— START Entries provided —

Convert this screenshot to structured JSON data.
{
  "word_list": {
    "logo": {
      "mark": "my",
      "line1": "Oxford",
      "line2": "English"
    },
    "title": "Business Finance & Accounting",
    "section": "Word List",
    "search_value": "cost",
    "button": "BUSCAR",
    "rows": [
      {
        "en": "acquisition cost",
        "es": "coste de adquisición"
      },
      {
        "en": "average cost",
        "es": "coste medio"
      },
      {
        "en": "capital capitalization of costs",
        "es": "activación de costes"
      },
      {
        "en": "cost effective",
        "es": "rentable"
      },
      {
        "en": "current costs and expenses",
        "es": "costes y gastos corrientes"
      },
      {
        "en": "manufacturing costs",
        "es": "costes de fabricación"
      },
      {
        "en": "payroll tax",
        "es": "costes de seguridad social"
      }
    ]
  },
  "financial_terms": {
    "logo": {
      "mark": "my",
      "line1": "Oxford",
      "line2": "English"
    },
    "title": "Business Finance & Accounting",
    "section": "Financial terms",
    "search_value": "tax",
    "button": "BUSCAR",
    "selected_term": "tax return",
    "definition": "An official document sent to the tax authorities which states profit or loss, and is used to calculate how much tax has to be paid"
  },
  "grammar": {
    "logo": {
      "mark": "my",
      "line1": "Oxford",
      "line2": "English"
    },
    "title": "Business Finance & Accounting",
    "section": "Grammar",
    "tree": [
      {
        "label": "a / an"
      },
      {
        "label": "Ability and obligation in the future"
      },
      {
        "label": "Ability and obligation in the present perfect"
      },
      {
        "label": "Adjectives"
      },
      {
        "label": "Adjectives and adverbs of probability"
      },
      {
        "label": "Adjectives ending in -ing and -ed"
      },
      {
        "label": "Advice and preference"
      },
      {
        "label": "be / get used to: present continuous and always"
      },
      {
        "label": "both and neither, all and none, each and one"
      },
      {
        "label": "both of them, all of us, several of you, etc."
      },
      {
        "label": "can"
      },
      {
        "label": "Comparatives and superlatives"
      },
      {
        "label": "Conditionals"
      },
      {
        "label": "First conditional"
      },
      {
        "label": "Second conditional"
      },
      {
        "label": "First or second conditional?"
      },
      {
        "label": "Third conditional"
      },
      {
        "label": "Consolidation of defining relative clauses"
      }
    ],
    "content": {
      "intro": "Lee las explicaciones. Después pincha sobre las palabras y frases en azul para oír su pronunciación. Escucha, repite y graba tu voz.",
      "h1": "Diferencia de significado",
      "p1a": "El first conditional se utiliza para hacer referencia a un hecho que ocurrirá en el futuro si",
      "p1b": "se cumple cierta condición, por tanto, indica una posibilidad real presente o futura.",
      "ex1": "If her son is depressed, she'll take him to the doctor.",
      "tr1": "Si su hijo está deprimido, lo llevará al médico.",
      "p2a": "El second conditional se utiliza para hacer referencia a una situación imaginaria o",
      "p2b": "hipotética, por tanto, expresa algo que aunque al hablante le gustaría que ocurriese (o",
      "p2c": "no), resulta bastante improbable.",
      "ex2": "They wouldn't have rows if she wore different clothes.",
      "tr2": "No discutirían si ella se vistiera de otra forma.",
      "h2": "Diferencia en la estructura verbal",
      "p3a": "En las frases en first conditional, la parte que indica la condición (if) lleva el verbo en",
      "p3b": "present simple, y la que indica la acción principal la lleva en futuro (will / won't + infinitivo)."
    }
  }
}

— END Entries provided —

-- Work to complete --
Give back the data above exactly as it appears.

-- Task answer --
Convert this screenshot to structured JSON data.
{
  "word_list": {
    "logo": {
      "mark": "my",
      "line1": "Oxford",
      "line2": "English"
    },
    "title": "Business Finance & Accounting",
    "section": "Word List",
    "search_value": "cost",
    "button": "BUSCAR",
    "rows": [
      {
        "en": "acquisition cost",
        "es": "coste de adquisición"
      },
      {
        "en": "average cost",
        "es": "coste medio"
      },
      {
        "en": "capital capitalization of costs",
        "es": "activación de costes"
      },
      {
        "en": "cost effective",
        "es": "rentable"
      },
      {
        "en": "current costs and expenses",
        "es": "costes y gastos corrientes"
      },
      {
        "en": "manufacturing costs",
        "es": "costes de fabricación"
      },
      {
        "en": "payroll tax",
        "es": "costes de seguridad social"
      }
    ]
  },
  "financial_terms": {
    "logo": {
      "mark": "my",
      "line1": "Oxford",
      "line2": "English"
    },
    "title": "Business Finance & Accounting",
    "section": "Financial terms",
    "search_value": "tax",
    "button": "BUSCAR",
    "selected_term": "tax return",
    "definition": "An official document sent to the tax authorities which states profit or loss, and is used to calculate how much tax has to be paid"
  },
  "grammar": {
    "logo": {
      "mark": "my",
      "line1": "Oxford",
      "line2": "English"
    },
    "title": "Business Finance & Accounting",
    "section": "Grammar",
    "tree": [
      {
        "label": "a / an"
      },
      {
        "label": "Ability and obligation in the future"
      },
      {
        "label": "Ability and obligation in the present perfect"
      },
      {
        "label": "Adjectives"
      },
      {
        "label": "Adjectives and adverbs of probability"
      },
      {
        "label": "Adjectives ending in -ing and -ed"
      },
      {
        "label": "Advice and preference"
      },
      {
        "label": "be / get used to: present continuous and always"
      },
      {
        "label": "both and neither, all and none, each and one"
      },
      {
        "label": "both of them, all of us, several of you, etc."
      },
      {
        "label": "can"
      },
      {
        "label": "Comparatives and superlatives"
      },
      {
        "label": "Conditionals"
      },
      {
        "label": "First conditional"
      },
      {
        "label": "Second conditional"
      },
      {
        "label": "First or second conditional?"
      },
      {
        "label": "Third conditional"
      },
      {
        "label": "Consolidation of defining relative clauses"
      }
    ],
    "content": {
      "intro": "Lee las explicaciones. Después pincha sobre las palabras y frases en azul para oír su pronunciación. Escucha, repite y graba tu voz.",
      "h1": "Diferencia de significado",
      "p1a": "El first conditional se utiliza para hacer referencia a un hecho que ocurrirá en el futuro si",
      "p1b": "se cumple cierta condición, por tanto, indica una posibilidad real presente o futura.",
      "ex1": "If her son is depressed, she'll take him to the doctor.",
      "tr1": "Si su hijo está deprimido, lo llevará al médico.",
      "p2a": "El second conditional se utiliza para hacer referencia a una situación imaginaria o",
      "p2b": "hipotética, por tanto, expresa algo que aunque al hablante le gustaría que ocurriese (o",
      "p2c": "no), resulta bastante improbable.",
      "ex2": "They wouldn't have rows if she wore different clothes.",
      "tr2": "No discutirían si ella se vistiera de otra forma.",
      "h2": "Diferencia en la estructura verbal",
      "p3a": "En las frases en first conditional, la parte que indica la condición (if) lleva el verbo en",
      "p3b": "present simple, y la que indica la acción principal la lleva en futuro (will / won't + infinitivo)."
    }
  }
}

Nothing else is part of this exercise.